§ **Dataset extract**
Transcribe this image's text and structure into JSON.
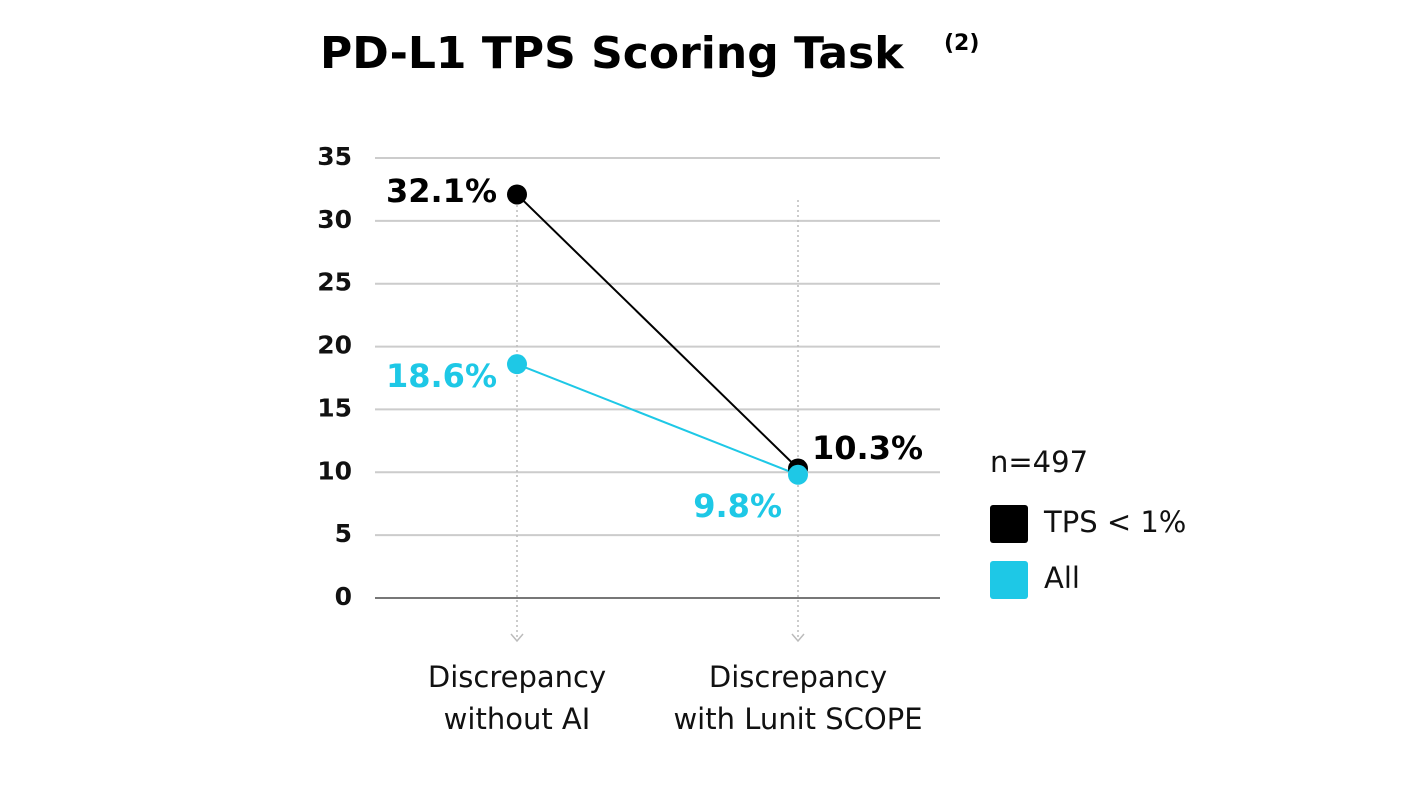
{
  "chart_data": {
    "type": "line",
    "title": "PD-L1 TPS Scoring Task",
    "title_note": "(2)",
    "categories": [
      "Discrepancy\nwithout AI",
      "Discrepancy\nwith Lunit SCOPE"
    ],
    "series": [
      {
        "name": "TPS < 1%",
        "color": "#000000",
        "values": [
          32.1,
          10.3
        ],
        "value_labels": [
          "32.1%",
          "10.3%"
        ]
      },
      {
        "name": "All",
        "color": "#1ec8e6",
        "values": [
          18.6,
          9.8
        ],
        "value_labels": [
          "18.6%",
          "9.8%"
        ]
      }
    ],
    "legend_title": "n=497",
    "ylim": [
      0,
      35
    ],
    "yticks": [
      0,
      5,
      10,
      15,
      20,
      25,
      30,
      35
    ],
    "grid": true
  }
}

§ **Exercise goal**
Search the lines above for the string "Discrepancy" and copy each line that has it.

§ **Response to the exercise**
      "Discrepancy\nwithout AI",
      "Discrepancy\nwith Lunit SCOPE"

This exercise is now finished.